▶ **PROBLEM DESCRIPTION**
Quote the data below in full, minus the images.

----

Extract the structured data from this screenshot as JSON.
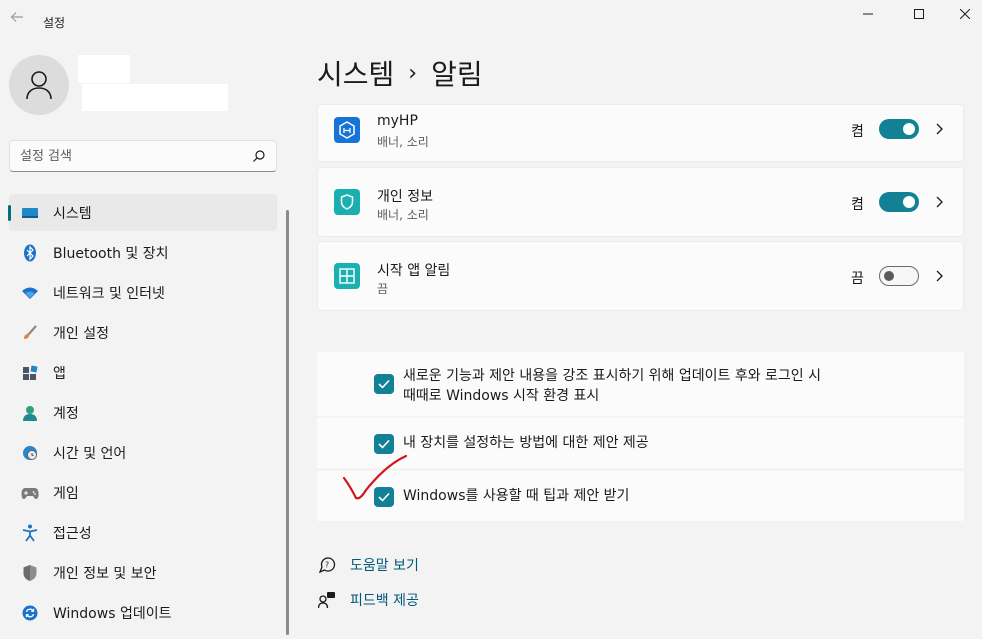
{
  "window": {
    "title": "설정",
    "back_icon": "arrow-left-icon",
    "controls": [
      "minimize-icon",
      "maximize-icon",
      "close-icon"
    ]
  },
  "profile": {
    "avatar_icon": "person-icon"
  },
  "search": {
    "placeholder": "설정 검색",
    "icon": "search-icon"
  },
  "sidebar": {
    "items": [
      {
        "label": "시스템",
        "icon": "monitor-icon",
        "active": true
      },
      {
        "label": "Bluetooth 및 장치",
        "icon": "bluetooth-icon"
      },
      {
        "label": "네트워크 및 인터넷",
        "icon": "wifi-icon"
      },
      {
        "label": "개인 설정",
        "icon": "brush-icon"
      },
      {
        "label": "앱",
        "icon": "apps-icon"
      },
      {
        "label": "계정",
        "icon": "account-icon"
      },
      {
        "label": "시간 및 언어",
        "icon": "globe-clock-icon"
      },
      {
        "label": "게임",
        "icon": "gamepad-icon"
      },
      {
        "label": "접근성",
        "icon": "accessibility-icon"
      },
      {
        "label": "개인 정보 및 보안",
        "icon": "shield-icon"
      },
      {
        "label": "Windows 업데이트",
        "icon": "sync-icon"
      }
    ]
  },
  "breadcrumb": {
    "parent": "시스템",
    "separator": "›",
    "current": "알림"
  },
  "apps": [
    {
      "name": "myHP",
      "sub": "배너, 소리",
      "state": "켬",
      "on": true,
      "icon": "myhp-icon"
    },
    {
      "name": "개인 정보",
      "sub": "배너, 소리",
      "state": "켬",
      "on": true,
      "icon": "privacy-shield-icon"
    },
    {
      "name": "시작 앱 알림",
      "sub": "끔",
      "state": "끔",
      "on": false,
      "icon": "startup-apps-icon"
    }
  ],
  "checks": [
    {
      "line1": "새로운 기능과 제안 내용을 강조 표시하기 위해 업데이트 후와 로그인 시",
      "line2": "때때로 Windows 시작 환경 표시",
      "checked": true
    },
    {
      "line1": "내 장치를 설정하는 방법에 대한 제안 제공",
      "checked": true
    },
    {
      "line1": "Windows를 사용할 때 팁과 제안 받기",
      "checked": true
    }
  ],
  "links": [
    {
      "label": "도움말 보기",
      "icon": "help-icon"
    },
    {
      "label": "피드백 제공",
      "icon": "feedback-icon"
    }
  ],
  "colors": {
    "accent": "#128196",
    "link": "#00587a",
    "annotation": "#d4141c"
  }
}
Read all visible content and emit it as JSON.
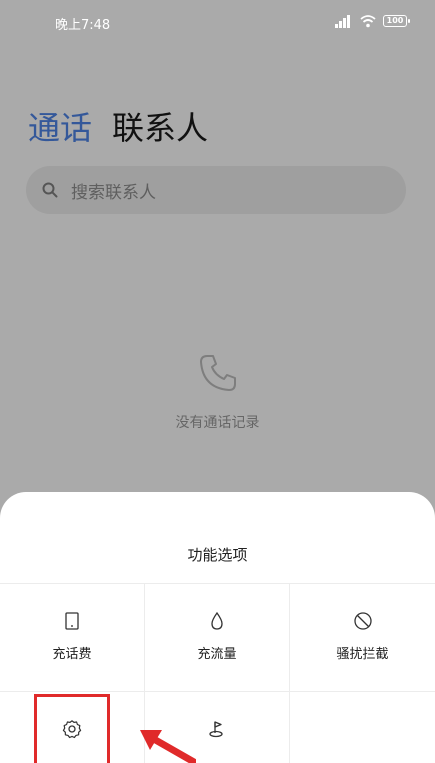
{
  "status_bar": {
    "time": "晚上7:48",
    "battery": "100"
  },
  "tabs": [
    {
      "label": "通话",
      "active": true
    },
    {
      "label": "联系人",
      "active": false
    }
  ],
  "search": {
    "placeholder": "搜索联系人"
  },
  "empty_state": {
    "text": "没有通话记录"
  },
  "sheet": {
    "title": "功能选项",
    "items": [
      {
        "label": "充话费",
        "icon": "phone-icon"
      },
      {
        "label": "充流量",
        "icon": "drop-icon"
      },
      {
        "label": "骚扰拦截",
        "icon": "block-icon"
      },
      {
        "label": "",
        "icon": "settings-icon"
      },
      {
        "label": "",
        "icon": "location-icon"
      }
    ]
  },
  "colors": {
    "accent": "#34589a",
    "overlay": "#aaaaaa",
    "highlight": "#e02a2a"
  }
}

----

▶ **TASK SOLUTION**
Extract the structured data from this screenshot as JSON.
{
  "window": {
    "title": "설정",
    "back_icon": "arrow-left-icon",
    "controls": [
      "minimize-icon",
      "maximize-icon",
      "close-icon"
    ]
  },
  "profile": {
    "avatar_icon": "person-icon"
  },
  "search": {
    "placeholder": "설정 검색",
    "icon": "search-icon"
  },
  "sidebar": {
    "items": [
      {
        "label": "시스템",
        "icon": "monitor-icon",
        "active": true
      },
      {
        "label": "Bluetooth 및 장치",
        "icon": "bluetooth-icon"
      },
      {
        "label": "네트워크 및 인터넷",
        "icon": "wifi-icon"
      },
      {
        "label": "개인 설정",
        "icon": "brush-icon"
      },
      {
        "label": "앱",
        "icon": "apps-icon"
      },
      {
        "label": "계정",
        "icon": "account-icon"
      },
      {
        "label": "시간 및 언어",
        "icon": "globe-clock-icon"
      },
      {
        "label": "게임",
        "icon": "gamepad-icon"
      },
      {
        "label": "접근성",
        "icon": "accessibility-icon"
      },
      {
        "label": "개인 정보 및 보안",
        "icon": "shield-icon"
      },
      {
        "label": "Windows 업데이트",
        "icon": "sync-icon"
      }
    ]
  },
  "breadcrumb": {
    "parent": "시스템",
    "separator": "›",
    "current": "알림"
  },
  "apps": [
    {
      "name": "myHP",
      "sub": "배너, 소리",
      "state": "켬",
      "on": true,
      "icon": "myhp-icon"
    },
    {
      "name": "개인 정보",
      "sub": "배너, 소리",
      "state": "켬",
      "on": true,
      "icon": "privacy-shield-icon"
    },
    {
      "name": "시작 앱 알림",
      "sub": "끔",
      "state": "끔",
      "on": false,
      "icon": "startup-apps-icon"
    }
  ],
  "checks": [
    {
      "line1": "새로운 기능과 제안 내용을 강조 표시하기 위해 업데이트 후와 로그인 시",
      "line2": "때때로 Windows 시작 환경 표시",
      "checked": true
    },
    {
      "line1": "내 장치를 설정하는 방법에 대한 제안 제공",
      "checked": true
    },
    {
      "line1": "Windows를 사용할 때 팁과 제안 받기",
      "checked": true
    }
  ],
  "links": [
    {
      "label": "도움말 보기",
      "icon": "help-icon"
    },
    {
      "label": "피드백 제공",
      "icon": "feedback-icon"
    }
  ],
  "colors": {
    "accent": "#128196",
    "link": "#00587a",
    "annotation": "#d4141c"
  }
}
Read all visible content and emit it as JSON.
{
  "status_bar": {
    "time": "晚上7:48",
    "battery": "100"
  },
  "tabs": [
    {
      "label": "通话",
      "active": true
    },
    {
      "label": "联系人",
      "active": false
    }
  ],
  "search": {
    "placeholder": "搜索联系人"
  },
  "empty_state": {
    "text": "没有通话记录"
  },
  "sheet": {
    "title": "功能选项",
    "items": [
      {
        "label": "充话费",
        "icon": "phone-icon"
      },
      {
        "label": "充流量",
        "icon": "drop-icon"
      },
      {
        "label": "骚扰拦截",
        "icon": "block-icon"
      },
      {
        "label": "",
        "icon": "settings-icon"
      },
      {
        "label": "",
        "icon": "location-icon"
      }
    ]
  },
  "colors": {
    "accent": "#34589a",
    "overlay": "#aaaaaa",
    "highlight": "#e02a2a"
  }
}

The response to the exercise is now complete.